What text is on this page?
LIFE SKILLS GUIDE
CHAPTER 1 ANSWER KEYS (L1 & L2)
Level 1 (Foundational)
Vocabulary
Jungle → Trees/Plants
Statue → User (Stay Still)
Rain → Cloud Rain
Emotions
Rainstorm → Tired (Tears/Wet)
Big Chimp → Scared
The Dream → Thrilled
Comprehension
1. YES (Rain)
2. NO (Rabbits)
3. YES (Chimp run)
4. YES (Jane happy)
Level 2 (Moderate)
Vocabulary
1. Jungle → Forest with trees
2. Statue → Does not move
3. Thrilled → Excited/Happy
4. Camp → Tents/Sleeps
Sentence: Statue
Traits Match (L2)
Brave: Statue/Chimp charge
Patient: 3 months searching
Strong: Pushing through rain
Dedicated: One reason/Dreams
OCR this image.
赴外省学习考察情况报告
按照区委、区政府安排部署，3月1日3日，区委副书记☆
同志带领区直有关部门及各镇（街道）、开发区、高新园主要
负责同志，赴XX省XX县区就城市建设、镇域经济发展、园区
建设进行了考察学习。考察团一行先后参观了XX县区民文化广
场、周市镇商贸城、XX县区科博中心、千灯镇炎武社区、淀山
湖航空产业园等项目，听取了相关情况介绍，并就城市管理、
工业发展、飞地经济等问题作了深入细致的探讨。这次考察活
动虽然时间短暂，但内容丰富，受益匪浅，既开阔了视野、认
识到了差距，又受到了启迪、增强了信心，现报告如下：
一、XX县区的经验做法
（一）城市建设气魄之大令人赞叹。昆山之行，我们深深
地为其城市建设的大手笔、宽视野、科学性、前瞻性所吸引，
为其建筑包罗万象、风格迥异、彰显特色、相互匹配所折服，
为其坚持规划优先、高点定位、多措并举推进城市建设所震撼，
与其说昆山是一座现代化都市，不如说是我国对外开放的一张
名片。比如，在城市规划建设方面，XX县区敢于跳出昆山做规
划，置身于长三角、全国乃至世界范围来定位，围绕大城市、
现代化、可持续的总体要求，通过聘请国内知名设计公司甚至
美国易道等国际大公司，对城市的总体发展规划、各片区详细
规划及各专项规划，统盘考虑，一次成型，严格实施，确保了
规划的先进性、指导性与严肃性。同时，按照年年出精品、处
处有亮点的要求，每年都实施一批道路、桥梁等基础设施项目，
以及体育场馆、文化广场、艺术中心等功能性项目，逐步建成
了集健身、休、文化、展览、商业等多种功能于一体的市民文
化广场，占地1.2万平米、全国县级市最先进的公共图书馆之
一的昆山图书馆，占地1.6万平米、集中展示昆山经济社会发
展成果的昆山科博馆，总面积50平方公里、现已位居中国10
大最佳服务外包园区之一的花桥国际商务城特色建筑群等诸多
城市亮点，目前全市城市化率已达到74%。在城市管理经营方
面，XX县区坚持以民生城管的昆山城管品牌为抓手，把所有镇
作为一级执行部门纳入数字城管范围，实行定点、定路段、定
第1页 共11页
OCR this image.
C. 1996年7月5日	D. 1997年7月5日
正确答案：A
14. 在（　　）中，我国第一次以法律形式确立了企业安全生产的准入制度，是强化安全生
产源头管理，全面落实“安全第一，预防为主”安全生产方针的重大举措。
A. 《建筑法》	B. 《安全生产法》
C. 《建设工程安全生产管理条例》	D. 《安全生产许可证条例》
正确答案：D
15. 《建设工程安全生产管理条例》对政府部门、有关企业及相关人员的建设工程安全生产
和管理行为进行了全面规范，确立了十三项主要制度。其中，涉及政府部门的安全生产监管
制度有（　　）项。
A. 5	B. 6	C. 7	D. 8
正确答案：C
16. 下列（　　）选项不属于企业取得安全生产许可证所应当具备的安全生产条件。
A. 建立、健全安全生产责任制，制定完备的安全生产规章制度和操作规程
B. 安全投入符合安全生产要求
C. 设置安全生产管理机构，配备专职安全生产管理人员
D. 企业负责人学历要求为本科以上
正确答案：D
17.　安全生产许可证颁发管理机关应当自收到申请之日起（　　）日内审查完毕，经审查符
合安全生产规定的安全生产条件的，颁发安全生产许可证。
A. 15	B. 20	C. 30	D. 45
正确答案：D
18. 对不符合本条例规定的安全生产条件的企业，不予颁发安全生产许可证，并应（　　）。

┄┄┄┄┄┄┄┄┄┄

- _What is being asked_
Copy out the full set of records precisely, leaving nothing out.

- _Answer to the exercise_
What text is on this page?
LIFE SKILLS GUIDE
CHAPTER 1 ANSWER KEYS (L1 & L2)
Level 1 (Foundational)
Vocabulary
Jungle → Trees/Plants
Statue → User (Stay Still)
Rain → Cloud Rain
Emotions
Rainstorm → Tired (Tears/Wet)
Big Chimp → Scared
The Dream → Thrilled
Comprehension
1. YES (Rain)
2. NO (Rabbits)
3. YES (Chimp run)
4. YES (Jane happy)
Level 2 (Moderate)
Vocabulary
1. Jungle → Forest with trees
2. Statue → Does not move
3. Thrilled → Excited/Happy
4. Camp → Tents/Sleeps
Sentence: Statue
Traits Match (L2)
Brave: Statue/Chimp charge
Patient: 3 months searching
Strong: Pushing through rain
Dedicated: One reason/Dreams
OCR this image.
赴外省学习考察情况报告
按照区委、区政府安排部署，3月1日3日，区委副书记☆
同志带领区直有关部门及各镇（街道）、开发区、高新园主要
负责同志，赴XX省XX县区就城市建设、镇域经济发展、园区
建设进行了考察学习。考察团一行先后参观了XX县区民文化广
场、周市镇商贸城、XX县区科博中心、千灯镇炎武社区、淀山
湖航空产业园等项目，听取了相关情况介绍，并就城市管理、
工业发展、飞地经济等问题作了深入细致的探讨。这次考察活
动虽然时间短暂，但内容丰富，受益匪浅，既开阔了视野、认
识到了差距，又受到了启迪、增强了信心，现报告如下：
一、XX县区的经验做法
（一）城市建设气魄之大令人赞叹。昆山之行，我们深深
地为其城市建设的大手笔、宽视野、科学性、前瞻性所吸引，
为其建筑包罗万象、风格迥异、彰显特色、相互匹配所折服，
为其坚持规划优先、高点定位、多措并举推进城市建设所震撼，
与其说昆山是一座现代化都市，不如说是我国对外开放的一张
名片。比如，在城市规划建设方面，XX县区敢于跳出昆山做规
划，置身于长三角、全国乃至世界范围来定位，围绕大城市、
现代化、可持续的总体要求，通过聘请国内知名设计公司甚至
美国易道等国际大公司，对城市的总体发展规划、各片区详细
规划及各专项规划，统盘考虑，一次成型，严格实施，确保了
规划的先进性、指导性与严肃性。同时，按照年年出精品、处
处有亮点的要求，每年都实施一批道路、桥梁等基础设施项目，
以及体育场馆、文化广场、艺术中心等功能性项目，逐步建成
了集健身、休、文化、展览、商业等多种功能于一体的市民文
化广场，占地1.2万平米、全国县级市最先进的公共图书馆之
一的昆山图书馆，占地1.6万平米、集中展示昆山经济社会发
展成果的昆山科博馆，总面积50平方公里、现已位居中国10
大最佳服务外包园区之一的花桥国际商务城特色建筑群等诸多
城市亮点，目前全市城市化率已达到74%。在城市管理经营方
面，XX县区坚持以民生城管的昆山城管品牌为抓手，把所有镇
作为一级执行部门纳入数字城管范围，实行定点、定路段、定
第1页 共11页
OCR this image.
C. 1996年7月5日	D. 1997年7月5日
正确答案：A
14. 在（　　）中，我国第一次以法律形式确立了企业安全生产的准入制度，是强化安全生
产源头管理，全面落实“安全第一，预防为主”安全生产方针的重大举措。
A. 《建筑法》	B. 《安全生产法》
C. 《建设工程安全生产管理条例》	D. 《安全生产许可证条例》
正确答案：D
15. 《建设工程安全生产管理条例》对政府部门、有关企业及相关人员的建设工程安全生产
和管理行为进行了全面规范，确立了十三项主要制度。其中，涉及政府部门的安全生产监管
制度有（　　）项。
A. 5	B. 6	C. 7	D. 8
正确答案：C
16. 下列（　　）选项不属于企业取得安全生产许可证所应当具备的安全生产条件。
A. 建立、健全安全生产责任制，制定完备的安全生产规章制度和操作规程
B. 安全投入符合安全生产要求
C. 设置安全生产管理机构，配备专职安全生产管理人员
D. 企业负责人学历要求为本科以上
正确答案：D
17.　安全生产许可证颁发管理机关应当自收到申请之日起（　　）日内审查完毕，经审查符
合安全生产规定的安全生产条件的，颁发安全生产许可证。
A. 15	B. 20	C. 30	D. 45
正确答案：D
18. 对不符合本条例规定的安全生产条件的企业，不予颁发安全生产许可证，并应（　　）。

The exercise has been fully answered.